Work request: Every line of the following records that includes "cerca" should be copied.

Page records with their text:

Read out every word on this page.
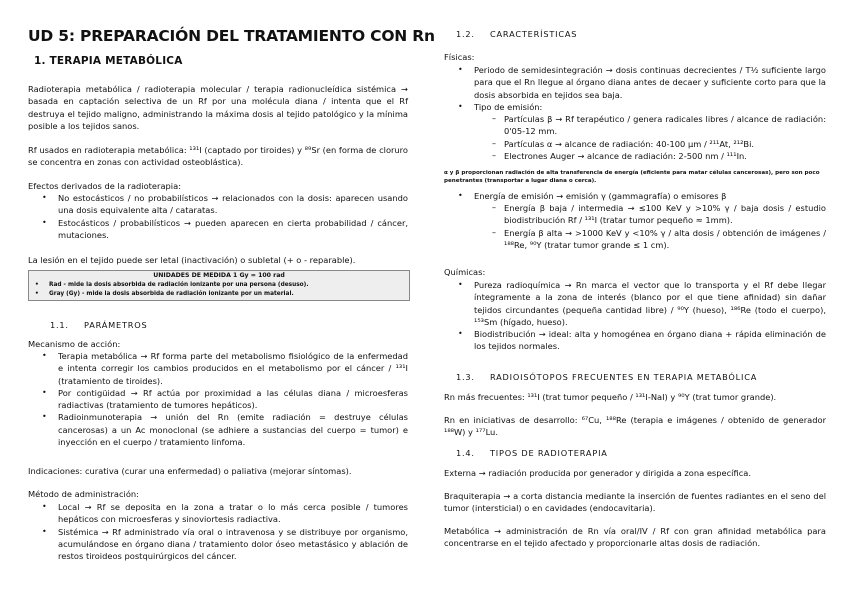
UD 5: PREPARACIÓN DEL TRATAMIENTO CON Rn
1. TERAPIA METABÓLICA

Radioterapia metabólica / radioterapia molecular / terapia radionucleídica sistémica → basada en captación selectiva de un Rf por una molécula diana / intenta que el Rf destruya el tejido maligno, administrando la máxima dosis al tejido patológico y la mínima posible a los tejidos sanos.

Rf usados en radioterapia metabólica: ¹³¹I (captado por tiroides) y ⁸⁹Sr (en forma de cloruro se concentra en zonas con actividad osteoblástica).

Efectos derivados de la radioterapia:

• No estocásticos / no probabilísticos → relacionados con la dosis: aparecen usando una dosis equivalente alta / cataratas.
• Estocásticos / probabilísticos → pueden aparecen en cierta probabilidad / cáncer, mutaciones.

La lesión en el tejido puede ser letal (inactivación) o subletal (+ o - reparable).

UNIDADES DE MEDIDA 1 Gy = 100 rad
• Rad - mide la dosis absorbida de radiación ionizante por una persona (desuso).
• Gray (Gy) - mide la dosis absorbida de radiación ionizante por un material.
1.1. PARÁMETROS

Mecanismo de acción:

• Terapia metabólica → Rf forma parte del metabolismo fisiológico de la enfermedad e intenta corregir los cambios producidos en el metabolismo por el cáncer / ¹³¹I (tratamiento de tiroides).
• Por contigüidad → Rf actúa por proximidad a las células diana / microesferas radiactivas (tratamiento de tumores hepáticos).
• Radioinmunoterapia → unión del Rn (emite radiación = destruye células cancerosas) a un Ac monoclonal (se adhiere a sustancias del cuerpo = tumor) e inyección en el cuerpo / tratamiento linfoma.

Indicaciones: curativa (curar una enfermedad) o paliativa (mejorar síntomas).

Método de administración:

• Local → Rf se deposita en la zona a tratar o lo más cerca posible / tumores hepáticos con microesferas y sinoviortesis radiactiva.
• Sistémica → Rf administrado vía oral o intravenosa y se distribuye por organismo, acumulándose en órgano diana / tratamiento dolor óseo metastásico y ablación de restos tiroideos postquirúrgicos del cáncer.
1.2. CARACTERÍSTICAS

Físicas:

• Periodo de semidesintegración → dosis continuas decrecientes / T½ suficiente largo para que el Rn llegue al órgano diana antes de decaer y suficiente corto para que la dosis absorbida en tejidos sea baja.
• Tipo de emisión:
– Partículas β → Rf terapéutico / genera radicales libres / alcance de radiación: 0'05-12 mm.
– Partículas α → alcance de radiación: 40-100 μm / ²¹¹At, ²¹²Bi.
– Electrones Auger → alcance de radiación: 2-500 nm / ¹¹¹In.

α y β proporcionan radiación de alta transferencia de energía (eficiente para matar células cancerosas), pero son poco penetrantes (transportar a lugar diana o cerca).

• Energía de emisión → emisión γ (gammagrafía) o emisores β
– Energía β baja / intermedia → ≤100 KeV y >10% γ / baja dosis / estudio biodistribución Rf / ¹³¹I (tratar tumor pequeño ≈ 1mm).
– Energía β alta → >1000 KeV y <10% γ / alta dosis / obtención de imágenes / ¹⁸⁸Re, ⁹⁰Y (tratar tumor grande ≤ 1 cm).

Químicas:

• Pureza radioquímica → Rn marca el vector que lo transporta y el Rf debe llegar íntegramente a la zona de interés (blanco por el que tiene afinidad) sin dañar tejidos circundantes (pequeña cantidad libre) / ⁹⁰Y (hueso), ¹⁸⁶Re (todo el cuerpo), ¹⁵³Sm (hígado, hueso).
• Biodistribución → ideal: alta y homogénea en órgano diana + rápida eliminación de los tejidos normales.
1.3. RADIOISÓTOPOS FRECUENTES EN TERAPIA METABÓLICA

Rn más frecuentes: ¹³¹I (trat tumor pequeño / ¹³¹I-NaI) y ⁹⁰Y (trat tumor grande).

Rn en iniciativas de desarrollo: ⁶⁷Cu, ¹⁸⁸Re (terapia e imágenes / obtenido de generador ¹⁸⁸W) y ¹⁷⁷Lu.

1.4. TIPOS DE RADIOTERAPIA

Externa → radiación producida por generador y dirigida a zona específica.

Braquiterapia → a corta distancia mediante la inserción de fuentes radiantes en el seno del tumor (intersticial) o en cavidades (endocavitaria).

Metabólica → administración de Rn vía oral/IV / Rf con gran afinidad metabólica para concentrarse en el tejido afectado y proporcionarle altas dosis de radiación.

Task answer:
• Local → Rf se deposita en la zona a tratar o lo más cerca posible / tumores hepáticos con microesferas y sinoviortesis radiactiva.
α y β proporcionan radiación de alta transferencia de energía (eficiente para matar células cancerosas), pero son poco penetrantes (transportar a lugar diana o cerca).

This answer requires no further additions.